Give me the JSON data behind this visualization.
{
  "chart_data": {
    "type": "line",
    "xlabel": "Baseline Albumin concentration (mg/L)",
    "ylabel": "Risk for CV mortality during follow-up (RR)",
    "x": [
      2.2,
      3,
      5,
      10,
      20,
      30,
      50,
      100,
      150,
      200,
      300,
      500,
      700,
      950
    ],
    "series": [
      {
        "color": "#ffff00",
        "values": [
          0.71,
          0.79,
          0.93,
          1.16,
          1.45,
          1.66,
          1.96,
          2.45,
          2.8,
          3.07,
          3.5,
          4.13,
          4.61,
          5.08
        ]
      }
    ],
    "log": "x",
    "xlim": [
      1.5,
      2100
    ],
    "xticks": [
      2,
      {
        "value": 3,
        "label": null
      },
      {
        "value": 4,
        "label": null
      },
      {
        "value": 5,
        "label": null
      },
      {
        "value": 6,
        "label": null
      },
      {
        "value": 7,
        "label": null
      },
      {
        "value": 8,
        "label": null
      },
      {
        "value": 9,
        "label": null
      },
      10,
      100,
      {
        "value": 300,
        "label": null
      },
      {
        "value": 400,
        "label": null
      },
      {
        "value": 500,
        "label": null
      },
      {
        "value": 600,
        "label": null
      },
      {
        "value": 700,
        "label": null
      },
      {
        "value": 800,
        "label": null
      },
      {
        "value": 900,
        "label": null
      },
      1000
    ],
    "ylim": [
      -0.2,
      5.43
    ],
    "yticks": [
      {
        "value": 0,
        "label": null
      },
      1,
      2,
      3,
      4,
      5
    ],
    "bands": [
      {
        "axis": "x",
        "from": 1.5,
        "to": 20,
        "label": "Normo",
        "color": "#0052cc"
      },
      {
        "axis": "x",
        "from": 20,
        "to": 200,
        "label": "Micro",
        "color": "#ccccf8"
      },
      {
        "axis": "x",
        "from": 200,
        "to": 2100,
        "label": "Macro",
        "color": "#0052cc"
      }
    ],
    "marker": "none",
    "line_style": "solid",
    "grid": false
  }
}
------------------------------------
Identify the lines of the entries containing the string "color". Copy each such line.

        "color": "#ffff00",
        "color": "#0052cc"
        "color": "#ccccf8"
        "color": "#0052cc"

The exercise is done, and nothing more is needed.